Your instructions =>
All of the data below must be repeated exactly.

(Stored dataset items)
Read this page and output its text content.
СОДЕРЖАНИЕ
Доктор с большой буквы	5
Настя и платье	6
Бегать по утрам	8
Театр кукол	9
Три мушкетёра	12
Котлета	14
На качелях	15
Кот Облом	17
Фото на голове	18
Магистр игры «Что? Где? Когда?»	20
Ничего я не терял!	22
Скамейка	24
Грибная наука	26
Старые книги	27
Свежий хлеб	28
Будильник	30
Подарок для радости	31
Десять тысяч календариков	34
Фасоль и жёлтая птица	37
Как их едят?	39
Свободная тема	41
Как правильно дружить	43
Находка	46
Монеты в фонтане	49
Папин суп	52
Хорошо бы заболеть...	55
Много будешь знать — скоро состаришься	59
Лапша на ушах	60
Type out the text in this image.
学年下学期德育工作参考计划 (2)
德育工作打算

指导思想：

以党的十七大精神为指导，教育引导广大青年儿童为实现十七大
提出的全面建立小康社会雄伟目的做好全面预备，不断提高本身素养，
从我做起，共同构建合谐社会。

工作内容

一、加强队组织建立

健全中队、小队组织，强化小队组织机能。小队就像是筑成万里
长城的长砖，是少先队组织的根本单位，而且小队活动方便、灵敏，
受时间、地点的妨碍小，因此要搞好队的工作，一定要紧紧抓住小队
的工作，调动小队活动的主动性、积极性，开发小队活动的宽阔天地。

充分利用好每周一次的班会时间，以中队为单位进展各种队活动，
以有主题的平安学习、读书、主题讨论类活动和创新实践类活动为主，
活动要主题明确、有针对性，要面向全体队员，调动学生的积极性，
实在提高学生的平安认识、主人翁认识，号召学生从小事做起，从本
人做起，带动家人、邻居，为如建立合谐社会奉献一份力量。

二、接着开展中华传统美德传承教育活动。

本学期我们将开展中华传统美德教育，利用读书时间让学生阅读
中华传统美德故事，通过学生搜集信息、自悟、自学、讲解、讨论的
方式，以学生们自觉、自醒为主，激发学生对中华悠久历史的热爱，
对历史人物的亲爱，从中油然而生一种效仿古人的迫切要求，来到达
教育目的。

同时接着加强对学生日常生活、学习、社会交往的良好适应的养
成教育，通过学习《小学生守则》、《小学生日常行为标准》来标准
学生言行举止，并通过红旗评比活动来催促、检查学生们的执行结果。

The output =>
Read this page and output its text content.
СОДЕРЖАНИЕ
Доктор с большой буквы	5
Настя и платье	6
Бегать по утрам	8
Театр кукол	9
Три мушкетёра	12
Котлета	14
На качелях	15
Кот Облом	17
Фото на голове	18
Магистр игры «Что? Где? Когда?»	20
Ничего я не терял!	22
Скамейка	24
Грибная наука	26
Старые книги	27
Свежий хлеб	28
Будильник	30
Подарок для радости	31
Десять тысяч календариков	34
Фасоль и жёлтая птица	37
Как их едят?	39
Свободная тема	41
Как правильно дружить	43
Находка	46
Монеты в фонтане	49
Папин суп	52
Хорошо бы заболеть...	55
Много будешь знать — скоро состаришься	59
Лапша на ушах	60
Type out the text in this image.
学年下学期德育工作参考计划 (2)
德育工作打算

指导思想：

以党的十七大精神为指导，教育引导广大青年儿童为实现十七大
提出的全面建立小康社会雄伟目的做好全面预备，不断提高本身素养，
从我做起，共同构建合谐社会。

工作内容

一、加强队组织建立

健全中队、小队组织，强化小队组织机能。小队就像是筑成万里
长城的长砖，是少先队组织的根本单位，而且小队活动方便、灵敏，
受时间、地点的妨碍小，因此要搞好队的工作，一定要紧紧抓住小队
的工作，调动小队活动的主动性、积极性，开发小队活动的宽阔天地。

充分利用好每周一次的班会时间，以中队为单位进展各种队活动，
以有主题的平安学习、读书、主题讨论类活动和创新实践类活动为主，
活动要主题明确、有针对性，要面向全体队员，调动学生的积极性，
实在提高学生的平安认识、主人翁认识，号召学生从小事做起，从本
人做起，带动家人、邻居，为如建立合谐社会奉献一份力量。

二、接着开展中华传统美德传承教育活动。

本学期我们将开展中华传统美德教育，利用读书时间让学生阅读
中华传统美德故事，通过学生搜集信息、自悟、自学、讲解、讨论的
方式，以学生们自觉、自醒为主，激发学生对中华悠久历史的热爱，
对历史人物的亲爱，从中油然而生一种效仿古人的迫切要求，来到达
教育目的。

同时接着加强对学生日常生活、学习、社会交往的良好适应的养
成教育，通过学习《小学生守则》、《小学生日常行为标准》来标准
学生言行举止，并通过红旗评比活动来催促、检查学生们的执行结果。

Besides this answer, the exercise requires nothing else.